Pull out every line below containing the word "mixing".

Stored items
--- Start ---
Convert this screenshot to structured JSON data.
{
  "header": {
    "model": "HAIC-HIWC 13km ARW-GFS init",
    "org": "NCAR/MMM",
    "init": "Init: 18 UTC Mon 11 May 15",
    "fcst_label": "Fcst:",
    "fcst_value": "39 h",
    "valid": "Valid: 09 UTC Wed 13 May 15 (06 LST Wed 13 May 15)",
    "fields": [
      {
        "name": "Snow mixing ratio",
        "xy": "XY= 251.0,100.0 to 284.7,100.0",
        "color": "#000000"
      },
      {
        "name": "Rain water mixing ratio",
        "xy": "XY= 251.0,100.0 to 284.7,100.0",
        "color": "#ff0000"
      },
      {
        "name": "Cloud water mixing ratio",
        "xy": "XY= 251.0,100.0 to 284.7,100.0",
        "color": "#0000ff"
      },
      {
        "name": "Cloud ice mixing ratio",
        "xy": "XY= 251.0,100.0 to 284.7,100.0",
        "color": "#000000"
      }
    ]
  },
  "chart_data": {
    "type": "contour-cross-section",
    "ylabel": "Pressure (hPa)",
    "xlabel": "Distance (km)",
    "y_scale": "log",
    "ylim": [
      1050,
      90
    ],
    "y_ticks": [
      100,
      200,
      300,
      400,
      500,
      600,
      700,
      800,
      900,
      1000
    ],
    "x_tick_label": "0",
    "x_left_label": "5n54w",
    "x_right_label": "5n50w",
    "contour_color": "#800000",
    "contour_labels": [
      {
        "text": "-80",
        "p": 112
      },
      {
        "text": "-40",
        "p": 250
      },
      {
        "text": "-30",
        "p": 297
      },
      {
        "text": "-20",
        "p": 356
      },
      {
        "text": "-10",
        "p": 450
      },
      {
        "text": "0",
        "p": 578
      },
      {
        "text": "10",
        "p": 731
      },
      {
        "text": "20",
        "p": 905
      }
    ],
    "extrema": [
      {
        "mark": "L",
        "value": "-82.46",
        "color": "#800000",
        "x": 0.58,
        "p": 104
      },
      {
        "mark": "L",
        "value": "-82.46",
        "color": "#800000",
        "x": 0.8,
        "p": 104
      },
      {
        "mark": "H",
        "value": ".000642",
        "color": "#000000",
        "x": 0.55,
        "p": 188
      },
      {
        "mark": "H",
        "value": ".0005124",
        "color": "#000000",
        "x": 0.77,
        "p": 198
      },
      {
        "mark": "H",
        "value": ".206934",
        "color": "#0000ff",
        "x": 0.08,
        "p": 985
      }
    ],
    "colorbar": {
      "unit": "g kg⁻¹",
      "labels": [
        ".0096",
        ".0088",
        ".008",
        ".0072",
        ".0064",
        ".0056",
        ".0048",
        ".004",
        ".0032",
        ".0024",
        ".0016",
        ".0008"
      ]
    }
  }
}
--- End ---
* Complete answer:
        "name": "Snow mixing ratio",
        "name": "Rain water mixing ratio",
        "name": "Cloud water mixing ratio",
        "name": "Cloud ice mixing ratio",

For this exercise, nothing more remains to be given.